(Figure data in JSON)
===
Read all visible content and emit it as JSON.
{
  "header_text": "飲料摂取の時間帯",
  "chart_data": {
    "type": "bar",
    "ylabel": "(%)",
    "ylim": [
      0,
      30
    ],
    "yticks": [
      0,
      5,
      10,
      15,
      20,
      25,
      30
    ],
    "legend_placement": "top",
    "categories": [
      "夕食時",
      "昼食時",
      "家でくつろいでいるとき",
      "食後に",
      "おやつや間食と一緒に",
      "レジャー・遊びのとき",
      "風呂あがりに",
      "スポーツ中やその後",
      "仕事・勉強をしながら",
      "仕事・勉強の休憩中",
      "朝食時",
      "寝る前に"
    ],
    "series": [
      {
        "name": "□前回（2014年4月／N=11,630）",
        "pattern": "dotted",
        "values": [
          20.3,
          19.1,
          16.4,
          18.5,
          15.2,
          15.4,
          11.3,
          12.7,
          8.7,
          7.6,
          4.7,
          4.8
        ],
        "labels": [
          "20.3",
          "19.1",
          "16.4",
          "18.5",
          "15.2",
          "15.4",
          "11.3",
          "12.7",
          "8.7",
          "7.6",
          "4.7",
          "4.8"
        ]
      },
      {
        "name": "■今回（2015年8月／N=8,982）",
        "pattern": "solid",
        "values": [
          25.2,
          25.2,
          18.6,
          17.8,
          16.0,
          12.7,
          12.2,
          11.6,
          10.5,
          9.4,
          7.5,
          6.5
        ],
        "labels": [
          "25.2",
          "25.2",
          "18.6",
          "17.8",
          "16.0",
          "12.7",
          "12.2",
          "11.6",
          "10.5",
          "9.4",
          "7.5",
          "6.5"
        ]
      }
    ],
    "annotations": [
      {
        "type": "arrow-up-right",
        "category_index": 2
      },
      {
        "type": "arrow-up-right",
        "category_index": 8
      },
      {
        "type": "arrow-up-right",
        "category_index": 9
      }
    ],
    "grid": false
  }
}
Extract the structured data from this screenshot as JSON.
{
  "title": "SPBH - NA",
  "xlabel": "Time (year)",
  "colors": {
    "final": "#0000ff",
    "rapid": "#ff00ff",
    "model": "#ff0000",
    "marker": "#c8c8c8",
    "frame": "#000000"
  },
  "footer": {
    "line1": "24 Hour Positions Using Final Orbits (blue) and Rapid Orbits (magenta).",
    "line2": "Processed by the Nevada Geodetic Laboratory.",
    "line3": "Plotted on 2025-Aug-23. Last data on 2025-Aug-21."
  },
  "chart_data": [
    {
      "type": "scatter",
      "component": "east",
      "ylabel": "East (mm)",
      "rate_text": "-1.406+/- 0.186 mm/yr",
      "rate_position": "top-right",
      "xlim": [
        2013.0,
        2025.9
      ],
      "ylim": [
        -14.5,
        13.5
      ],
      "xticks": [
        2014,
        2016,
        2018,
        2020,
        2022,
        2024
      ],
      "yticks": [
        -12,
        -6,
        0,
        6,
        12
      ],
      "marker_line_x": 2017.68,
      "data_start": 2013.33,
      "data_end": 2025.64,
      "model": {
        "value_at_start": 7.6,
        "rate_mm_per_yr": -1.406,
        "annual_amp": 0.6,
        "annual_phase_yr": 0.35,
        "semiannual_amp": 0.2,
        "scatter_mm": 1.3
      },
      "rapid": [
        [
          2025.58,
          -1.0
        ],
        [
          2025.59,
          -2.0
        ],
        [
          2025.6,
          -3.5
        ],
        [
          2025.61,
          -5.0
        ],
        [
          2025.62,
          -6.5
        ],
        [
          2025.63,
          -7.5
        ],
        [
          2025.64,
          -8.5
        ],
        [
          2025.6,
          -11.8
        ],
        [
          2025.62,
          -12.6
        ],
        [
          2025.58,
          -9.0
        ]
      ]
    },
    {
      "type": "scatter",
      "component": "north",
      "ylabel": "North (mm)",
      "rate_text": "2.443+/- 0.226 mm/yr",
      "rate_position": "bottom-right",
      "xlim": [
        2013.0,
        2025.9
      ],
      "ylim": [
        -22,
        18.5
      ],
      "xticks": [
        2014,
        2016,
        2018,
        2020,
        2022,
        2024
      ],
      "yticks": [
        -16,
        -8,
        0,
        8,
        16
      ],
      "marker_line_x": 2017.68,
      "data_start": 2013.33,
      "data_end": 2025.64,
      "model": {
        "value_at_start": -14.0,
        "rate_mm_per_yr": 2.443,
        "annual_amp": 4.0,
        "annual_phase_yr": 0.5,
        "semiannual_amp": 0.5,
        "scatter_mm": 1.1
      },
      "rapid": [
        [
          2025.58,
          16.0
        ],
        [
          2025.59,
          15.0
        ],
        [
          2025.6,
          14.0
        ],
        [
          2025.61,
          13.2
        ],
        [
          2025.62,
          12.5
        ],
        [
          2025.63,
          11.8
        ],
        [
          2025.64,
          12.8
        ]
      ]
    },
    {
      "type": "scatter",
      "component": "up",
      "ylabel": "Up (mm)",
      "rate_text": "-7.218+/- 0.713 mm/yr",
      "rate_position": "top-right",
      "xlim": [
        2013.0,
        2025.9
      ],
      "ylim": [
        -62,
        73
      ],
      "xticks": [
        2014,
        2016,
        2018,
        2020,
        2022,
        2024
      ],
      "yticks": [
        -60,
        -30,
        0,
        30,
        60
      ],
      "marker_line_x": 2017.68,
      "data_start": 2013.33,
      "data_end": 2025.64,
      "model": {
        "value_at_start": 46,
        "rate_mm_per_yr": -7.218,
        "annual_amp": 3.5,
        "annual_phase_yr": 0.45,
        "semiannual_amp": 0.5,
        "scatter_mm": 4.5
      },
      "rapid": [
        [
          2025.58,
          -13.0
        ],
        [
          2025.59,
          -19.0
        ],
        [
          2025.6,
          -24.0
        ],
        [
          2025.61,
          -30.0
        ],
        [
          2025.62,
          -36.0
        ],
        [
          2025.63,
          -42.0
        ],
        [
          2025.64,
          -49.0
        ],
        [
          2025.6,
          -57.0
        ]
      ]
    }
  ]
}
===
Write out every entry again, keeping each line exactly the same.

Read all visible content and emit it as JSON.
{
  "header_text": "飲料摂取の時間帯",
  "chart_data": {
    "type": "bar",
    "ylabel": "(%)",
    "ylim": [
      0,
      30
    ],
    "yticks": [
      0,
      5,
      10,
      15,
      20,
      25,
      30
    ],
    "legend_placement": "top",
    "categories": [
      "夕食時",
      "昼食時",
      "家でくつろいでいるとき",
      "食後に",
      "おやつや間食と一緒に",
      "レジャー・遊びのとき",
      "風呂あがりに",
      "スポーツ中やその後",
      "仕事・勉強をしながら",
      "仕事・勉強の休憩中",
      "朝食時",
      "寝る前に"
    ],
    "series": [
      {
        "name": "□前回（2014年4月／N=11,630）",
        "pattern": "dotted",
        "values": [
          20.3,
          19.1,
          16.4,
          18.5,
          15.2,
          15.4,
          11.3,
          12.7,
          8.7,
          7.6,
          4.7,
          4.8
        ],
        "labels": [
          "20.3",
          "19.1",
          "16.4",
          "18.5",
          "15.2",
          "15.4",
          "11.3",
          "12.7",
          "8.7",
          "7.6",
          "4.7",
          "4.8"
        ]
      },
      {
        "name": "■今回（2015年8月／N=8,982）",
        "pattern": "solid",
        "values": [
          25.2,
          25.2,
          18.6,
          17.8,
          16.0,
          12.7,
          12.2,
          11.6,
          10.5,
          9.4,
          7.5,
          6.5
        ],
        "labels": [
          "25.2",
          "25.2",
          "18.6",
          "17.8",
          "16.0",
          "12.7",
          "12.2",
          "11.6",
          "10.5",
          "9.4",
          "7.5",
          "6.5"
        ]
      }
    ],
    "annotations": [
      {
        "type": "arrow-up-right",
        "category_index": 2
      },
      {
        "type": "arrow-up-right",
        "category_index": 8
      },
      {
        "type": "arrow-up-right",
        "category_index": 9
      }
    ],
    "grid": false
  }
}
Extract the structured data from this screenshot as JSON.
{
  "title": "SPBH - NA",
  "xlabel": "Time (year)",
  "colors": {
    "final": "#0000ff",
    "rapid": "#ff00ff",
    "model": "#ff0000",
    "marker": "#c8c8c8",
    "frame": "#000000"
  },
  "footer": {
    "line1": "24 Hour Positions Using Final Orbits (blue) and Rapid Orbits (magenta).",
    "line2": "Processed by the Nevada Geodetic Laboratory.",
    "line3": "Plotted on 2025-Aug-23. Last data on 2025-Aug-21."
  },
  "chart_data": [
    {
      "type": "scatter",
      "component": "east",
      "ylabel": "East (mm)",
      "rate_text": "-1.406+/- 0.186 mm/yr",
      "rate_position": "top-right",
      "xlim": [
        2013.0,
        2025.9
      ],
      "ylim": [
        -14.5,
        13.5
      ],
      "xticks": [
        2014,
        2016,
        2018,
        2020,
        2022,
        2024
      ],
      "yticks": [
        -12,
        -6,
        0,
        6,
        12
      ],
      "marker_line_x": 2017.68,
      "data_start": 2013.33,
      "data_end": 2025.64,
      "model": {
        "value_at_start": 7.6,
        "rate_mm_per_yr": -1.406,
        "annual_amp": 0.6,
        "annual_phase_yr": 0.35,
        "semiannual_amp": 0.2,
        "scatter_mm": 1.3
      },
      "rapid": [
        [
          2025.58,
          -1.0
        ],
        [
          2025.59,
          -2.0
        ],
        [
          2025.6,
          -3.5
        ],
        [
          2025.61,
          -5.0
        ],
        [
          2025.62,
          -6.5
        ],
        [
          2025.63,
          -7.5
        ],
        [
          2025.64,
          -8.5
        ],
        [
          2025.6,
          -11.8
        ],
        [
          2025.62,
          -12.6
        ],
        [
          2025.58,
          -9.0
        ]
      ]
    },
    {
      "type": "scatter",
      "component": "north",
      "ylabel": "North (mm)",
      "rate_text": "2.443+/- 0.226 mm/yr",
      "rate_position": "bottom-right",
      "xlim": [
        2013.0,
        2025.9
      ],
      "ylim": [
        -22,
        18.5
      ],
      "xticks": [
        2014,
        2016,
        2018,
        2020,
        2022,
        2024
      ],
      "yticks": [
        -16,
        -8,
        0,
        8,
        16
      ],
      "marker_line_x": 2017.68,
      "data_start": 2013.33,
      "data_end": 2025.64,
      "model": {
        "value_at_start": -14.0,
        "rate_mm_per_yr": 2.443,
        "annual_amp": 4.0,
        "annual_phase_yr": 0.5,
        "semiannual_amp": 0.5,
        "scatter_mm": 1.1
      },
      "rapid": [
        [
          2025.58,
          16.0
        ],
        [
          2025.59,
          15.0
        ],
        [
          2025.6,
          14.0
        ],
        [
          2025.61,
          13.2
        ],
        [
          2025.62,
          12.5
        ],
        [
          2025.63,
          11.8
        ],
        [
          2025.64,
          12.8
        ]
      ]
    },
    {
      "type": "scatter",
      "component": "up",
      "ylabel": "Up (mm)",
      "rate_text": "-7.218+/- 0.713 mm/yr",
      "rate_position": "top-right",
      "xlim": [
        2013.0,
        2025.9
      ],
      "ylim": [
        -62,
        73
      ],
      "xticks": [
        2014,
        2016,
        2018,
        2020,
        2022,
        2024
      ],
      "yticks": [
        -60,
        -30,
        0,
        30,
        60
      ],
      "marker_line_x": 2017.68,
      "data_start": 2013.33,
      "data_end": 2025.64,
      "model": {
        "value_at_start": 46,
        "rate_mm_per_yr": -7.218,
        "annual_amp": 3.5,
        "annual_phase_yr": 0.45,
        "semiannual_amp": 0.5,
        "scatter_mm": 4.5
      },
      "rapid": [
        [
          2025.58,
          -13.0
        ],
        [
          2025.59,
          -19.0
        ],
        [
          2025.6,
          -24.0
        ],
        [
          2025.61,
          -30.0
        ],
        [
          2025.62,
          -36.0
        ],
        [
          2025.63,
          -42.0
        ],
        [
          2025.64,
          -49.0
        ],
        [
          2025.6,
          -57.0
        ]
      ]
    }
  ]
}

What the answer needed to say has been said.